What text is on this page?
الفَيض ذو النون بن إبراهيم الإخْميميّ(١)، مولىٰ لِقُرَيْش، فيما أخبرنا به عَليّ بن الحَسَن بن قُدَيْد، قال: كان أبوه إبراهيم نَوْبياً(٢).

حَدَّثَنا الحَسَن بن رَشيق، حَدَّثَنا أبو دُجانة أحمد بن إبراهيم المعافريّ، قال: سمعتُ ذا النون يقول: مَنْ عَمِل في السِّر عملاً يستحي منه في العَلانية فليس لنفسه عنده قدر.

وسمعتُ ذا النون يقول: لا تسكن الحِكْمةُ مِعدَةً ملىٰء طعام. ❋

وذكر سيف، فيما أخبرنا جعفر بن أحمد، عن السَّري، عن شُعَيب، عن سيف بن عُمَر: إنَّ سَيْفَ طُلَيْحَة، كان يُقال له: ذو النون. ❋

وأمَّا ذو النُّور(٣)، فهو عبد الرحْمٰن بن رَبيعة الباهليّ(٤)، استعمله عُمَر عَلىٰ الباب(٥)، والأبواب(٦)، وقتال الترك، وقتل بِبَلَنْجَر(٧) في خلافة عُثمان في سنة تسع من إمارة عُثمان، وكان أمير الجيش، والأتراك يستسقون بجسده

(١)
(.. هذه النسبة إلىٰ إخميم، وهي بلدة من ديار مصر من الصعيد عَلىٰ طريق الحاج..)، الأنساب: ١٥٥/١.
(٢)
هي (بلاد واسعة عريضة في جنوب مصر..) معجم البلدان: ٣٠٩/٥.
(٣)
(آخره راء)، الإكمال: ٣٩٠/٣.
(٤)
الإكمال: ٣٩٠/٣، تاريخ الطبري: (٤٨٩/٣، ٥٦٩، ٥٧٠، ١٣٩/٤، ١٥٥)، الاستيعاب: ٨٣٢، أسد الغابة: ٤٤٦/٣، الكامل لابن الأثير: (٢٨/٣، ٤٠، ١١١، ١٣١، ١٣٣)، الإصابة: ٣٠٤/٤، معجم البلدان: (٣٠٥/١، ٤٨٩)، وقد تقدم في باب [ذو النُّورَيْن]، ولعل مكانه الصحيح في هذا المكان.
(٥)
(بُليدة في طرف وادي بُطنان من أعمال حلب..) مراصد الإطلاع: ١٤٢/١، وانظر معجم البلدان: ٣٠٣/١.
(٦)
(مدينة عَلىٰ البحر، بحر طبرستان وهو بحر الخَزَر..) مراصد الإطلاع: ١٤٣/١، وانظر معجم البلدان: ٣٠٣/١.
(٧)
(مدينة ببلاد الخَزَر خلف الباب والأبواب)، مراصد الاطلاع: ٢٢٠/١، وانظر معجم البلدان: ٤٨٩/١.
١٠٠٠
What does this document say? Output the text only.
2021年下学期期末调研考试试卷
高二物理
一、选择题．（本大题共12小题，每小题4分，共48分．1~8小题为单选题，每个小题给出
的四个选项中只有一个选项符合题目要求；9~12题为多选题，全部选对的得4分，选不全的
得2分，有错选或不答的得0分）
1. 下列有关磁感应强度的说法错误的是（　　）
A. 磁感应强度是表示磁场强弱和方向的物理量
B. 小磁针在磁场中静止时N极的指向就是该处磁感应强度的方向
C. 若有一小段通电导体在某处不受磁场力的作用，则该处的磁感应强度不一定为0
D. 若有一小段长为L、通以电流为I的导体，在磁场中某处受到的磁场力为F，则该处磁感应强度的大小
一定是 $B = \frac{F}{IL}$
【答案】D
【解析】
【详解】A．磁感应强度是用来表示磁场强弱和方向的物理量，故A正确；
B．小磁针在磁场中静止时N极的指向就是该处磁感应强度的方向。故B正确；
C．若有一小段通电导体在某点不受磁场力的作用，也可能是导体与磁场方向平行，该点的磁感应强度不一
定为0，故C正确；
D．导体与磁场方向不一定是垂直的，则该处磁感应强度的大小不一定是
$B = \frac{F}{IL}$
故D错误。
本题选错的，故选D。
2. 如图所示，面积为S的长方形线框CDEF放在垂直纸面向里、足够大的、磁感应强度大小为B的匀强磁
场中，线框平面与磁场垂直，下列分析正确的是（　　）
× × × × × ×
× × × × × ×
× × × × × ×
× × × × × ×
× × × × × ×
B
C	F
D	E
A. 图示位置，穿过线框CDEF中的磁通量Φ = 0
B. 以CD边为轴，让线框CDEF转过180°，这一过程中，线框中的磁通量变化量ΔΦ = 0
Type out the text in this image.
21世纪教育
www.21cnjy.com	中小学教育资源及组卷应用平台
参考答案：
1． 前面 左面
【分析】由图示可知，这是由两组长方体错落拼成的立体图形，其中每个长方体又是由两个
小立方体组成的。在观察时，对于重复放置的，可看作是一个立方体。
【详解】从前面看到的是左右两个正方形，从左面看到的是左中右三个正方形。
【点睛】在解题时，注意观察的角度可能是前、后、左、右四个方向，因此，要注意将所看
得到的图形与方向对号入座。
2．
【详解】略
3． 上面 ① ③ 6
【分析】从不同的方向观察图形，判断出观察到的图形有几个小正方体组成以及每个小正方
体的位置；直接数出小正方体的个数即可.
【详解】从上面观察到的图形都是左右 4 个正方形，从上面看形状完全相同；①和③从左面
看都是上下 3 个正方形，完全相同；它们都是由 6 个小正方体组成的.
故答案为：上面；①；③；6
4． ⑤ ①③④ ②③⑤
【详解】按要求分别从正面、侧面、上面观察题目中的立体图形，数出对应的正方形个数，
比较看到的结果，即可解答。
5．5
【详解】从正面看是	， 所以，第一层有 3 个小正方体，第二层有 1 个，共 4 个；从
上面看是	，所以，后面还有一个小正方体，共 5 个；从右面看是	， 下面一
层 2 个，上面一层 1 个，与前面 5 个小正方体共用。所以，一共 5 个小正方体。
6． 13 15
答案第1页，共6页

• Stated task:
Copy out each line of the entries that holds "إبراهيم".

• Complete output:
الفَيض ذو النون بن إبراهيم الإخْميميّ(١)، مولىٰ لِقُرَيْش، فيما أخبرنا به عَليّ بن الحَسَن بن قُدَيْد، قال: كان أبوه إبراهيم نَوْبياً(٢).
حَدَّثَنا الحَسَن بن رَشيق، حَدَّثَنا أبو دُجانة أحمد بن إبراهيم المعافريّ، قال: سمعتُ ذا النون يقول: مَنْ عَمِل في السِّر عملاً يستحي منه في العَلانية فليس لنفسه عنده قدر.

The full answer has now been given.